_GIVEN PROBLEM_:
Each line that includes the word "CAUTION" counts once; give the total and nothing more.

_Dataset items_:
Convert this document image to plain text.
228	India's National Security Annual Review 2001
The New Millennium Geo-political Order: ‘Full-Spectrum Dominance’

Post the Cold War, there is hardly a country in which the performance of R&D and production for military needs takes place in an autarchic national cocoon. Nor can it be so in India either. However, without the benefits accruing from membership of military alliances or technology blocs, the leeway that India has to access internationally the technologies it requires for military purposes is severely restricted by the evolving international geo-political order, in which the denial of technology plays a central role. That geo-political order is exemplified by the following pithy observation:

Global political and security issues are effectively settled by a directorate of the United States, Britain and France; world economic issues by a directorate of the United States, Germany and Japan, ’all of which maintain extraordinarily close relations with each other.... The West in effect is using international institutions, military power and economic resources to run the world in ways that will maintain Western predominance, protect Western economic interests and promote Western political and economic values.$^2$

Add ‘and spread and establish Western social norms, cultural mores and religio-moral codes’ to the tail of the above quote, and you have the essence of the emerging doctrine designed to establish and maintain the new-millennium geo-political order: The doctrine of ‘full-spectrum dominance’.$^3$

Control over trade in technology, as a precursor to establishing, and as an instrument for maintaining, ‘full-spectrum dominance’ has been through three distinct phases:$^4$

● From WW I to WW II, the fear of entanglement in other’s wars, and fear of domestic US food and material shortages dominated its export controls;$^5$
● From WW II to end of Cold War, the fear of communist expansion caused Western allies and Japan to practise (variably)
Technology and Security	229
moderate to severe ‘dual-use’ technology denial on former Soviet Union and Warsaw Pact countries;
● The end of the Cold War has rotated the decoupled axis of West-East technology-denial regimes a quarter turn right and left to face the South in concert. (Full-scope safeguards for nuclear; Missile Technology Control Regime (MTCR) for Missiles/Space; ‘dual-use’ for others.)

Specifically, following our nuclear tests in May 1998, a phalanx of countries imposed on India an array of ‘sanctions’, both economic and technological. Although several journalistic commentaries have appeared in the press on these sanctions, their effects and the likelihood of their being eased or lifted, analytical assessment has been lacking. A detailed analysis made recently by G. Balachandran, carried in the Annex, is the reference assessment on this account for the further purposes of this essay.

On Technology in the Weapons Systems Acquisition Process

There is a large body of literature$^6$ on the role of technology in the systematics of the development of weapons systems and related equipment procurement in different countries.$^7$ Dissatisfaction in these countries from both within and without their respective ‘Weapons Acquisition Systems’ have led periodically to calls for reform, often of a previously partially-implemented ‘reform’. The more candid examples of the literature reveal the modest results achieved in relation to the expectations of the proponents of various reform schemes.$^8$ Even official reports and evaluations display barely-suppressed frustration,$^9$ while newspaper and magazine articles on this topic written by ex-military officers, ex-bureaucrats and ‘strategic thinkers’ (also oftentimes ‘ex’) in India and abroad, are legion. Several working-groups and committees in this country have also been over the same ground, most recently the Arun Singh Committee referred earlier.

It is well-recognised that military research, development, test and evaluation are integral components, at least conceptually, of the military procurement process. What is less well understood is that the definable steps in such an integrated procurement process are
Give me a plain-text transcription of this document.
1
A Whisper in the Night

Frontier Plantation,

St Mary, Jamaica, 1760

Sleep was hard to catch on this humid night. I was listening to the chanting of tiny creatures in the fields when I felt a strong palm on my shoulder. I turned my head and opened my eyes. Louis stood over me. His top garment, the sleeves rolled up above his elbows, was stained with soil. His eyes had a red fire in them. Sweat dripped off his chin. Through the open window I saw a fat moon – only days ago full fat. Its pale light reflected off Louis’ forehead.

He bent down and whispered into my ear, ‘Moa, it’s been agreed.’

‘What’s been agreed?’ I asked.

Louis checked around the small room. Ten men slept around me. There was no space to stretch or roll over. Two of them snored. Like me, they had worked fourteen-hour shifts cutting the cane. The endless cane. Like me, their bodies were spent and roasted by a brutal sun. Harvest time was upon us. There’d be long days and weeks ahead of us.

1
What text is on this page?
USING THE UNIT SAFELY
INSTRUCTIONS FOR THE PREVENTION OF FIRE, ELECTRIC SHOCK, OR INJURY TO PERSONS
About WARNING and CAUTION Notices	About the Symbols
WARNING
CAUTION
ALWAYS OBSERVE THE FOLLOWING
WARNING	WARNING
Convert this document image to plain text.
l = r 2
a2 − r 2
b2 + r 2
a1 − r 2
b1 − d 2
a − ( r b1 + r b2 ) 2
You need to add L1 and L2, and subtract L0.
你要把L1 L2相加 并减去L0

_EXPECTED ANSWER_:
2